### [Short task]
Can you print every record below exactly as written?

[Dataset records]
================

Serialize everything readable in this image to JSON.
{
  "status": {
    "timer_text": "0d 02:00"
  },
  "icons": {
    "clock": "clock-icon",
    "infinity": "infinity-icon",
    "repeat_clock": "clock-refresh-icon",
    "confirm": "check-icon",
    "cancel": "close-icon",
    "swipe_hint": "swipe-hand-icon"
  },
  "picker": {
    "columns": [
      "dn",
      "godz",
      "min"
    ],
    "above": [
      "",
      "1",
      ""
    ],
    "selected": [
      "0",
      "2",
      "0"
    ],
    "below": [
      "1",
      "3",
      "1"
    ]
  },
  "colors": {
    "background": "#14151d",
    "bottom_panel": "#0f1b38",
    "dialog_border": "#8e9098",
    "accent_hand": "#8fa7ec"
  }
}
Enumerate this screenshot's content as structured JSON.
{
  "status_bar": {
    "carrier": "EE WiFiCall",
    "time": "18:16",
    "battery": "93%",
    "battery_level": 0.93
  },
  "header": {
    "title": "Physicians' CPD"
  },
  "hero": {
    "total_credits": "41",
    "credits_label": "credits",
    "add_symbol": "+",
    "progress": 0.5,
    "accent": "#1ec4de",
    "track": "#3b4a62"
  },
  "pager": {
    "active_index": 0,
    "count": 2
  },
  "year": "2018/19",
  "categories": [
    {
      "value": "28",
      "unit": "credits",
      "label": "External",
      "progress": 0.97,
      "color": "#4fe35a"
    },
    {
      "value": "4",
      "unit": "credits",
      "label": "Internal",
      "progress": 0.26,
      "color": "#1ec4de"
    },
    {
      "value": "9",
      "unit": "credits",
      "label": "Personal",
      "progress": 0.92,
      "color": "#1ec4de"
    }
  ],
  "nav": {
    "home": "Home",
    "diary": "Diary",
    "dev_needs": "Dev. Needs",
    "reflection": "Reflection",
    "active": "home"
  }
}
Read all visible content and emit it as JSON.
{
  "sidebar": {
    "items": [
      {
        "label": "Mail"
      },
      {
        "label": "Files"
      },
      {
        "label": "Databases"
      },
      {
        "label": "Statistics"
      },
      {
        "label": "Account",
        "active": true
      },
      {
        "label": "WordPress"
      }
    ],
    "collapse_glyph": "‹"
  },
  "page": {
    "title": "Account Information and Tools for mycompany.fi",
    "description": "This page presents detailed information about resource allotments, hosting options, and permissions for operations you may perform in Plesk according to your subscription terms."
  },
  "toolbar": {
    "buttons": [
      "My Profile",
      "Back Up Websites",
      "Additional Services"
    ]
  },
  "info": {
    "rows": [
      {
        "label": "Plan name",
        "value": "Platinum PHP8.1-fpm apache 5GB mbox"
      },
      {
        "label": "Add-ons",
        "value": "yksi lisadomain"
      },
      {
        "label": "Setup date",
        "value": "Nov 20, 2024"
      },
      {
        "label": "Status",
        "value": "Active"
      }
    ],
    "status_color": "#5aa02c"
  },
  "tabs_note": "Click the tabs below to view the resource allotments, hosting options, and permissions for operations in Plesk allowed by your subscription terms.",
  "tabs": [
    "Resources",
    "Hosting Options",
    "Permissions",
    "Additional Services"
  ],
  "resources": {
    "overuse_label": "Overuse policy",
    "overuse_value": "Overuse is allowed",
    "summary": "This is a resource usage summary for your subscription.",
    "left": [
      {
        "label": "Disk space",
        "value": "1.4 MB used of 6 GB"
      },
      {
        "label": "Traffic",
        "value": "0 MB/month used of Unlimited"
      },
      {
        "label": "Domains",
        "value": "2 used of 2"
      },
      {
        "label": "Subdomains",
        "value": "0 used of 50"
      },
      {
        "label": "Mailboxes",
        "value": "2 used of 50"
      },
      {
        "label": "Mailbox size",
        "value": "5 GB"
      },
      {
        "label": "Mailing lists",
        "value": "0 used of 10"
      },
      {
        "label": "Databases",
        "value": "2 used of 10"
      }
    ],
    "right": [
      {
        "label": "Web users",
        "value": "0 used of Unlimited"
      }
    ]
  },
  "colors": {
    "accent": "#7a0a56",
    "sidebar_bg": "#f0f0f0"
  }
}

================

### [Task output]
Serialize everything readable in this image to JSON.
{
  "status": {
    "timer_text": "0d 02:00"
  },
  "icons": {
    "clock": "clock-icon",
    "infinity": "infinity-icon",
    "repeat_clock": "clock-refresh-icon",
    "confirm": "check-icon",
    "cancel": "close-icon",
    "swipe_hint": "swipe-hand-icon"
  },
  "picker": {
    "columns": [
      "dn",
      "godz",
      "min"
    ],
    "above": [
      "",
      "1",
      ""
    ],
    "selected": [
      "0",
      "2",
      "0"
    ],
    "below": [
      "1",
      "3",
      "1"
    ]
  },
  "colors": {
    "background": "#14151d",
    "bottom_panel": "#0f1b38",
    "dialog_border": "#8e9098",
    "accent_hand": "#8fa7ec"
  }
}
Enumerate this screenshot's content as structured JSON.
{
  "status_bar": {
    "carrier": "EE WiFiCall",
    "time": "18:16",
    "battery": "93%",
    "battery_level": 0.93
  },
  "header": {
    "title": "Physicians' CPD"
  },
  "hero": {
    "total_credits": "41",
    "credits_label": "credits",
    "add_symbol": "+",
    "progress": 0.5,
    "accent": "#1ec4de",
    "track": "#3b4a62"
  },
  "pager": {
    "active_index": 0,
    "count": 2
  },
  "year": "2018/19",
  "categories": [
    {
      "value": "28",
      "unit": "credits",
      "label": "External",
      "progress": 0.97,
      "color": "#4fe35a"
    },
    {
      "value": "4",
      "unit": "credits",
      "label": "Internal",
      "progress": 0.26,
      "color": "#1ec4de"
    },
    {
      "value": "9",
      "unit": "credits",
      "label": "Personal",
      "progress": 0.92,
      "color": "#1ec4de"
    }
  ],
  "nav": {
    "home": "Home",
    "diary": "Diary",
    "dev_needs": "Dev. Needs",
    "reflection": "Reflection",
    "active": "home"
  }
}
Read all visible content and emit it as JSON.
{
  "sidebar": {
    "items": [
      {
        "label": "Mail"
      },
      {
        "label": "Files"
      },
      {
        "label": "Databases"
      },
      {
        "label": "Statistics"
      },
      {
        "label": "Account",
        "active": true
      },
      {
        "label": "WordPress"
      }
    ],
    "collapse_glyph": "‹"
  },
  "page": {
    "title": "Account Information and Tools for mycompany.fi",
    "description": "This page presents detailed information about resource allotments, hosting options, and permissions for operations you may perform in Plesk according to your subscription terms."
  },
  "toolbar": {
    "buttons": [
      "My Profile",
      "Back Up Websites",
      "Additional Services"
    ]
  },
  "info": {
    "rows": [
      {
        "label": "Plan name",
        "value": "Platinum PHP8.1-fpm apache 5GB mbox"
      },
      {
        "label": "Add-ons",
        "value": "yksi lisadomain"
      },
      {
        "label": "Setup date",
        "value": "Nov 20, 2024"
      },
      {
        "label": "Status",
        "value": "Active"
      }
    ],
    "status_color": "#5aa02c"
  },
  "tabs_note": "Click the tabs below to view the resource allotments, hosting options, and permissions for operations in Plesk allowed by your subscription terms.",
  "tabs": [
    "Resources",
    "Hosting Options",
    "Permissions",
    "Additional Services"
  ],
  "resources": {
    "overuse_label": "Overuse policy",
    "overuse_value": "Overuse is allowed",
    "summary": "This is a resource usage summary for your subscription.",
    "left": [
      {
        "label": "Disk space",
        "value": "1.4 MB used of 6 GB"
      },
      {
        "label": "Traffic",
        "value": "0 MB/month used of Unlimited"
      },
      {
        "label": "Domains",
        "value": "2 used of 2"
      },
      {
        "label": "Subdomains",
        "value": "0 used of 50"
      },
      {
        "label": "Mailboxes",
        "value": "2 used of 50"
      },
      {
        "label": "Mailbox size",
        "value": "5 GB"
      },
      {
        "label": "Mailing lists",
        "value": "0 used of 10"
      },
      {
        "label": "Databases",
        "value": "2 used of 10"
      }
    ],
    "right": [
      {
        "label": "Web users",
        "value": "0 used of Unlimited"
      }
    ]
  },
  "colors": {
    "accent": "#7a0a56",
    "sidebar_bg": "#f0f0f0"
  }
}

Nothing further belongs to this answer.